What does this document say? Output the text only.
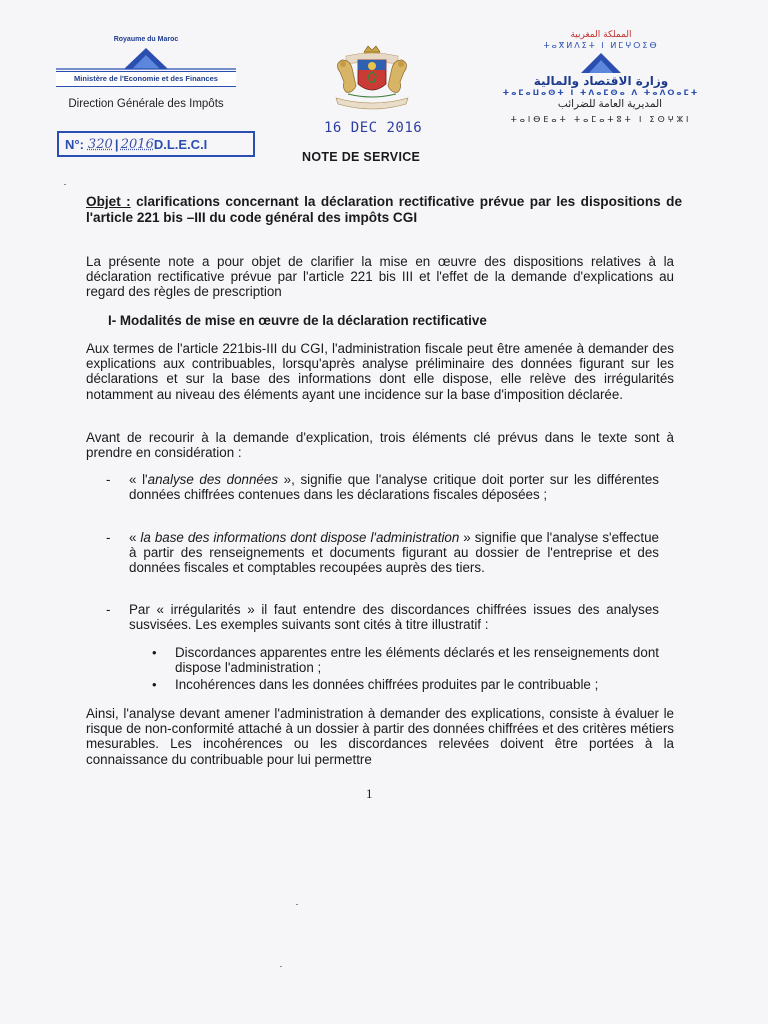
Royaume du Maroc
Ministère de l'Economie et des Finances
Direction Générale des Impôts
N°: 320 | 2016 D.L.E.C.I
16 DEC 2016
المملكة المغربية
ⵜⴰⴳⵍⴷⵉⵜ ⵏ ⵍⵎⵖⵔⵉⴱ
وزارة الاقتصاد والمالية
ⵜⴰⵎⴰⵡⴰⵙⵜ ⵏ ⵜⴷⴰⵎⵙⴰ ⴷ ⵜⴰⴷⵔⴰⵎⵜ
المديرية العامة للضرائب
ⵜⴰⵏⴱⴹⴰⵜ ⵜⴰⵎⴰⵜⵓⵜ ⵏ ⵉⵙⵖⵣⵏ
NOTE DE SERVICE
Objet : clarifications concernant la déclaration rectificative prévue par les dispositions de l'article 221 bis –III du code général des impôts CGI
La présente note a pour objet de clarifier la mise en œuvre des dispositions relatives à la déclaration rectificative prévue par l'article 221 bis III et l'effet de la demande d'explications au regard des règles de prescription
I- Modalités de mise en œuvre de la déclaration rectificative
Aux termes de l'article 221bis-III du CGI, l'administration fiscale peut être amenée à demander des explications aux contribuables, lorsqu'après analyse préliminaire des données figurant sur les déclarations et sur la base des informations dont elle dispose, elle relève des irrégularités notamment au niveau des éléments ayant une incidence sur la base d'imposition déclarée.
Avant de recourir à la demande d'explication, trois éléments clé prévus dans le texte sont à prendre en considération :
- « l'analyse des données », signifie que l'analyse critique doit porter sur les différentes données chiffrées contenues dans les déclarations fiscales déposées ;
- « la base des informations dont dispose l'administration » signifie que l'analyse s'effectue à partir des renseignements et documents figurant au dossier de l'entreprise et des données fiscales et comptables recoupées auprès des tiers.
- Par « irrégularités » il faut entendre des discordances chiffrées issues des analyses susvisées. Les exemples suivants sont cités à titre illustratif :
• Discordances apparentes entre les éléments déclarés et les renseignements dont dispose l'administration ;
• Incohérences dans les données chiffrées produites par le contribuable ;
Ainsi, l'analyse devant amener l'administration à demander des explications, consiste à évaluer le risque de non-conformité attaché à un dossier à partir des données chiffrées et des critères métiers mesurables. Les incohérences ou les discordances relevées doivent être portées à la connaissance du contribuable pour lui permettre
1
-*-*-
> Set task:
Make an exact copy of all entries above, dropping the images.

> Answer to the task:
What does this document say? Output the text only.
Royaume du Maroc
Ministère de l'Economie et des Finances
Direction Générale des Impôts
N°: 320 | 2016 D.L.E.C.I
16 DEC 2016
المملكة المغربية
ⵜⴰⴳⵍⴷⵉⵜ ⵏ ⵍⵎⵖⵔⵉⴱ
وزارة الاقتصاد والمالية
ⵜⴰⵎⴰⵡⴰⵙⵜ ⵏ ⵜⴷⴰⵎⵙⴰ ⴷ ⵜⴰⴷⵔⴰⵎⵜ
المديرية العامة للضرائب
ⵜⴰⵏⴱⴹⴰⵜ ⵜⴰⵎⴰⵜⵓⵜ ⵏ ⵉⵙⵖⵣⵏ
NOTE DE SERVICE
Objet : clarifications concernant la déclaration rectificative prévue par les dispositions de l'article 221 bis –III du code général des impôts CGI
La présente note a pour objet de clarifier la mise en œuvre des dispositions relatives à la déclaration rectificative prévue par l'article 221 bis III et l'effet de la demande d'explications au regard des règles de prescription
I- Modalités de mise en œuvre de la déclaration rectificative
Aux termes de l'article 221bis-III du CGI, l'administration fiscale peut être amenée à demander des explications aux contribuables, lorsqu'après analyse préliminaire des données figurant sur les déclarations et sur la base des informations dont elle dispose, elle relève des irrégularités notamment au niveau des éléments ayant une incidence sur la base d'imposition déclarée.
Avant de recourir à la demande d'explication, trois éléments clé prévus dans le texte sont à prendre en considération :
- « l'analyse des données », signifie que l'analyse critique doit porter sur les différentes données chiffrées contenues dans les déclarations fiscales déposées ;
- « la base des informations dont dispose l'administration » signifie que l'analyse s'effectue à partir des renseignements et documents figurant au dossier de l'entreprise et des données fiscales et comptables recoupées auprès des tiers.
- Par « irrégularités » il faut entendre des discordances chiffrées issues des analyses susvisées. Les exemples suivants sont cités à titre illustratif :
• Discordances apparentes entre les éléments déclarés et les renseignements dont dispose l'administration ;
• Incohérences dans les données chiffrées produites par le contribuable ;
Ainsi, l'analyse devant amener l'administration à demander des explications, consiste à évaluer le risque de non-conformité attaché à un dossier à partir des données chiffrées et des critères métiers mesurables. Les incohérences ou les discordances relevées doivent être portées à la connaissance du contribuable pour lui permettre
1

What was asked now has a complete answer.